Task goal: Work out how many lines hold the string "this". Give that number and nothing more.

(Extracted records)
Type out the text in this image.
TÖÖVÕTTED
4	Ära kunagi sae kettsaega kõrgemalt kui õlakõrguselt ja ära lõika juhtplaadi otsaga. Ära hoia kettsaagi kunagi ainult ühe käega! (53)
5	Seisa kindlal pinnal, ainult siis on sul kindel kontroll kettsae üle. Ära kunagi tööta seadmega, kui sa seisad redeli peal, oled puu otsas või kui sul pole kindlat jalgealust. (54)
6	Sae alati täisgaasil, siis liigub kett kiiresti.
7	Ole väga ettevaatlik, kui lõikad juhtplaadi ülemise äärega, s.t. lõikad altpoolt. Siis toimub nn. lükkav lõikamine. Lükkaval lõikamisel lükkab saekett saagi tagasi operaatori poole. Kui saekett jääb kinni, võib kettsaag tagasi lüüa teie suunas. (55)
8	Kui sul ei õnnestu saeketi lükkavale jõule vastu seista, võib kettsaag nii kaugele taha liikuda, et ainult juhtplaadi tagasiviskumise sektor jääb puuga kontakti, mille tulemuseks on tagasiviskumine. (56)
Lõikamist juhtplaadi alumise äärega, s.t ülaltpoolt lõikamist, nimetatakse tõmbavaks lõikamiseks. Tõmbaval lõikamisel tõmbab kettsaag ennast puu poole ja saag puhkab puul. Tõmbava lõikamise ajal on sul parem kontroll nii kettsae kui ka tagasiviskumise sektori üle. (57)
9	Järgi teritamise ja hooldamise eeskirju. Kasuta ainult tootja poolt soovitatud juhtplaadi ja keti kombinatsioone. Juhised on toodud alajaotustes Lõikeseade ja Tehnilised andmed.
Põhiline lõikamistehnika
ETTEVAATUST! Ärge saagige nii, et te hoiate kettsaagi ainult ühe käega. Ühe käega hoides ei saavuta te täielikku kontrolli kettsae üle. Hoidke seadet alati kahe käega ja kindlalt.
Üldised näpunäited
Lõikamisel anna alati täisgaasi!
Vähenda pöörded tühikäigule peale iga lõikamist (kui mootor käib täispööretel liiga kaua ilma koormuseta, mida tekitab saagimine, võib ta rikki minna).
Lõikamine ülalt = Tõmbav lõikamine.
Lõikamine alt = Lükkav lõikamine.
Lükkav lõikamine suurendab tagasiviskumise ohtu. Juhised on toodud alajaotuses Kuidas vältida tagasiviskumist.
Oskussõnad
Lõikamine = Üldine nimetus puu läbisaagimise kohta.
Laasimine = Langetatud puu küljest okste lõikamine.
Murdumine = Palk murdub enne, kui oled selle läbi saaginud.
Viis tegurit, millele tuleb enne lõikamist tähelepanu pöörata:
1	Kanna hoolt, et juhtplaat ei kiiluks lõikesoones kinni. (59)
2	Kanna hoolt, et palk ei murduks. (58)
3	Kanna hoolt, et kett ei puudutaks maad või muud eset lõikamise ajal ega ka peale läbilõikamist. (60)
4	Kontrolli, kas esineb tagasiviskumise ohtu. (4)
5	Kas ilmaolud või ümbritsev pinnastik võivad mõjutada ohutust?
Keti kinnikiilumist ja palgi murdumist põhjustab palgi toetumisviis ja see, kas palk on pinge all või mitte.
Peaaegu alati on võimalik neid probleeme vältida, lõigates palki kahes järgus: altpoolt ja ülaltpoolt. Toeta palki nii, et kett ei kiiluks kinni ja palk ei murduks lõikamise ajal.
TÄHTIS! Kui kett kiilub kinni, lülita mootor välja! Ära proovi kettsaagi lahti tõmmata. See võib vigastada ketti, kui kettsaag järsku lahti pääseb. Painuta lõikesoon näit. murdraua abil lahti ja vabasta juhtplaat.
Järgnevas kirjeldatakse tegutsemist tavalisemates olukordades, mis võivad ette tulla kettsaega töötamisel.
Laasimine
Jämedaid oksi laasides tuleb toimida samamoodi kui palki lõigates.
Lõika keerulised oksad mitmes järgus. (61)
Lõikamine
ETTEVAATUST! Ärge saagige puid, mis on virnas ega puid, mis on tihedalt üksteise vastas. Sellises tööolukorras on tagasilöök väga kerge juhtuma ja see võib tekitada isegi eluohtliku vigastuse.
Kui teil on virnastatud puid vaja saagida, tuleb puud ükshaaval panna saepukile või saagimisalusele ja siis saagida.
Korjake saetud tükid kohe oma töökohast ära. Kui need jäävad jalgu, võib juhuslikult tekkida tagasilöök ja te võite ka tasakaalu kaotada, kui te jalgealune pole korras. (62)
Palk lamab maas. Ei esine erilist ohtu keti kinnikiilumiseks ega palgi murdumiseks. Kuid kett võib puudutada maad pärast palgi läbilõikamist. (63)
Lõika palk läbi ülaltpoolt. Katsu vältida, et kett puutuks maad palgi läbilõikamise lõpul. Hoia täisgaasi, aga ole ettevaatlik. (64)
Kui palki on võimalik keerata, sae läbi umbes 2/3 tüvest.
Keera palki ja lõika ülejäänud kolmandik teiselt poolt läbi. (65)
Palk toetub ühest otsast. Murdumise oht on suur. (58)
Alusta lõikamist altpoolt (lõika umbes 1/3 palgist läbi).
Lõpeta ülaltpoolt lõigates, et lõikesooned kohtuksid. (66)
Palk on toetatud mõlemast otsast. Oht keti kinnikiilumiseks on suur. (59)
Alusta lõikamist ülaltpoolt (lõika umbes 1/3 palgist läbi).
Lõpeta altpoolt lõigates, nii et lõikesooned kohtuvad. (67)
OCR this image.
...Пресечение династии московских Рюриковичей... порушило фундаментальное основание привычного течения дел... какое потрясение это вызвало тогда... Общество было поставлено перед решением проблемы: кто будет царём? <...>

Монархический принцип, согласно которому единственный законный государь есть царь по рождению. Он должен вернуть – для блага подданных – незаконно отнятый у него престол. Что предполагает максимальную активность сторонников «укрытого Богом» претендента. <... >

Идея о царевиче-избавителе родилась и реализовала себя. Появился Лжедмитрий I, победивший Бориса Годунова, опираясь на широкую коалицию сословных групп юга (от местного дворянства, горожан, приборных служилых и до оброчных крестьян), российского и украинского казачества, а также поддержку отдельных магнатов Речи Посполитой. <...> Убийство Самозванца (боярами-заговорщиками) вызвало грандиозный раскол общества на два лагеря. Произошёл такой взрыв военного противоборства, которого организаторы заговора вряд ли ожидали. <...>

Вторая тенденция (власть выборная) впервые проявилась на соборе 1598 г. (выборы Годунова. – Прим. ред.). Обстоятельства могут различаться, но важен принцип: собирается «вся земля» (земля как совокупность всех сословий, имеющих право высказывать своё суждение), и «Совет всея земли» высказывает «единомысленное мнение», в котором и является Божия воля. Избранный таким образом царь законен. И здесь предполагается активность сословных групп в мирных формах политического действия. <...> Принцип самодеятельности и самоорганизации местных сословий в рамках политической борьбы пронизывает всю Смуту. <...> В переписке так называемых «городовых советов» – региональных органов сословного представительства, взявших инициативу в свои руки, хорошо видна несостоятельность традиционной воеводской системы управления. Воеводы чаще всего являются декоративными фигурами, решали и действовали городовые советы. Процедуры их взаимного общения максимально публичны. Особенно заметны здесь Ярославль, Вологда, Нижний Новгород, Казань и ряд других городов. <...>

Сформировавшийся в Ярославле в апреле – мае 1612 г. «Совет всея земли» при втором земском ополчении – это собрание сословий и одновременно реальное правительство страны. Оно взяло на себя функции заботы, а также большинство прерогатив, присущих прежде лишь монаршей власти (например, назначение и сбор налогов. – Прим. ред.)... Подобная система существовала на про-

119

Result: 2